'''
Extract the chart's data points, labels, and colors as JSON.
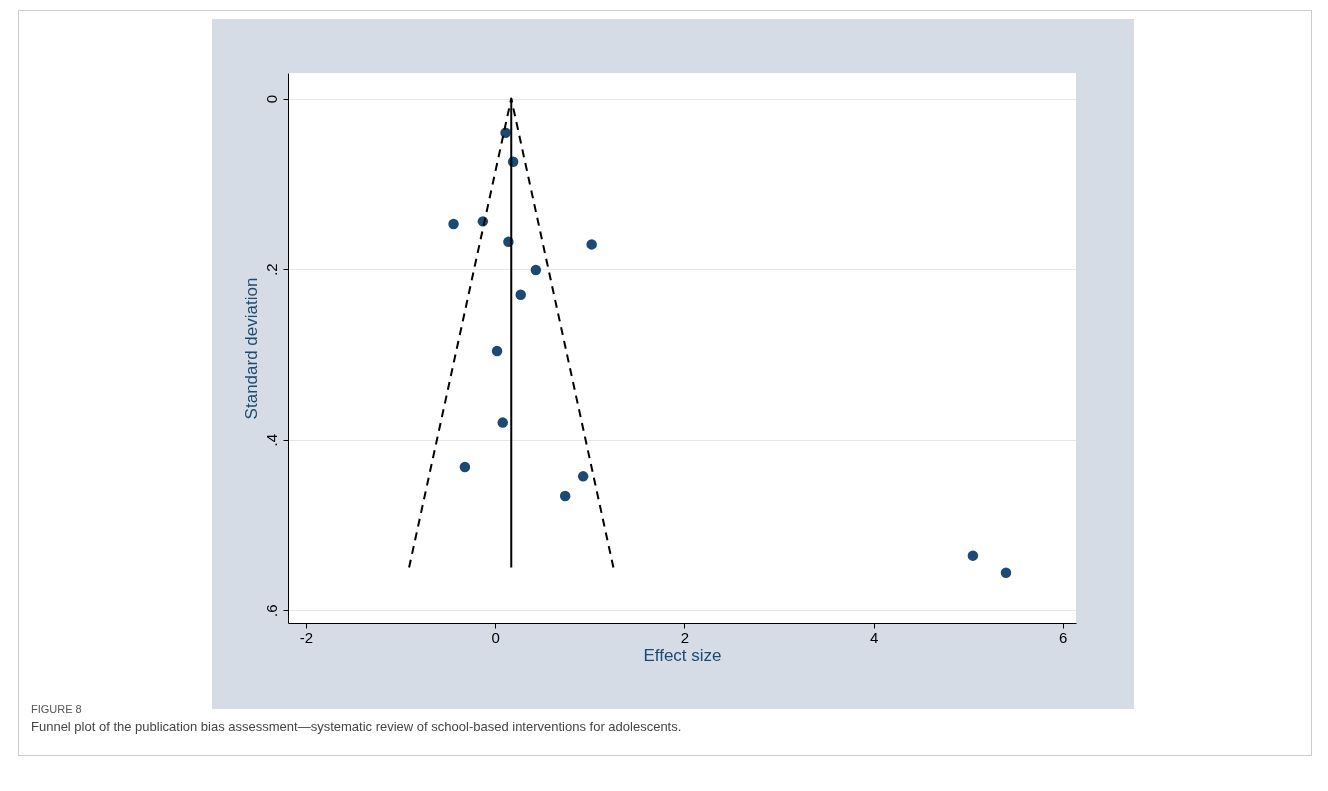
{
  "chart_data": {
    "type": "scatter",
    "xlabel": "Effect size",
    "ylabel": "Standard deviation",
    "xlim": [
      -2.19,
      6.14
    ],
    "xticks": [
      -2,
      0,
      2,
      4,
      6
    ],
    "ylim": [
      0.615,
      -0.03
    ],
    "yticks": [
      0,
      {
        "value": 0.2,
        "label": ".2"
      },
      {
        "value": 0.4,
        "label": ".4"
      },
      {
        "value": 0.6,
        "label": ".6"
      }
    ],
    "grid": "y",
    "series": [
      {
        "color": "#1b4a73",
        "marker": "circle",
        "x": [
          0.11,
          0.19,
          -0.44,
          -0.13,
          0.14,
          1.02,
          0.43,
          0.27,
          0.02,
          0.08,
          -0.32,
          0.93,
          0.74,
          5.05,
          5.4
        ],
        "values": [
          0.04,
          0.074,
          0.147,
          0.144,
          0.168,
          0.171,
          0.201,
          0.23,
          0.296,
          0.38,
          0.432,
          0.443,
          0.466,
          0.536,
          0.556
        ]
      },
      {
        "type": "line",
        "color": "#000000",
        "line_style": "dashed",
        "x": [
          -0.91,
          0.17,
          1.25
        ],
        "values": [
          0.55,
          0,
          0.55
        ]
      },
      {
        "type": "line",
        "color": "#000000",
        "line_style": "solid",
        "x": [
          0.17,
          0.17
        ],
        "values": [
          0.55,
          0
        ]
      }
    ],
    "annotations": [
      "FIGURE 8",
      "Funnel plot of the publication bias assessment—systematic review of school-based interventions for adolescents."
    ]
  }
}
'''
:: OBJECTIVE ::
Write out the material above once more, exactly as it reads, with no pictures.

:: THE RESULT ::
Extract the chart's data points, labels, and colors as JSON.
{
  "chart_data": {
    "type": "scatter",
    "xlabel": "Effect size",
    "ylabel": "Standard deviation",
    "xlim": [
      -2.19,
      6.14
    ],
    "xticks": [
      -2,
      0,
      2,
      4,
      6
    ],
    "ylim": [
      0.615,
      -0.03
    ],
    "yticks": [
      0,
      {
        "value": 0.2,
        "label": ".2"
      },
      {
        "value": 0.4,
        "label": ".4"
      },
      {
        "value": 0.6,
        "label": ".6"
      }
    ],
    "grid": "y",
    "series": [
      {
        "color": "#1b4a73",
        "marker": "circle",
        "x": [
          0.11,
          0.19,
          -0.44,
          -0.13,
          0.14,
          1.02,
          0.43,
          0.27,
          0.02,
          0.08,
          -0.32,
          0.93,
          0.74,
          5.05,
          5.4
        ],
        "values": [
          0.04,
          0.074,
          0.147,
          0.144,
          0.168,
          0.171,
          0.201,
          0.23,
          0.296,
          0.38,
          0.432,
          0.443,
          0.466,
          0.536,
          0.556
        ]
      },
      {
        "type": "line",
        "color": "#000000",
        "line_style": "dashed",
        "x": [
          -0.91,
          0.17,
          1.25
        ],
        "values": [
          0.55,
          0,
          0.55
        ]
      },
      {
        "type": "line",
        "color": "#000000",
        "line_style": "solid",
        "x": [
          0.17,
          0.17
        ],
        "values": [
          0.55,
          0
        ]
      }
    ],
    "annotations": [
      "FIGURE 8",
      "Funnel plot of the publication bias assessment—systematic review of school-based interventions for adolescents."
    ]
  }
}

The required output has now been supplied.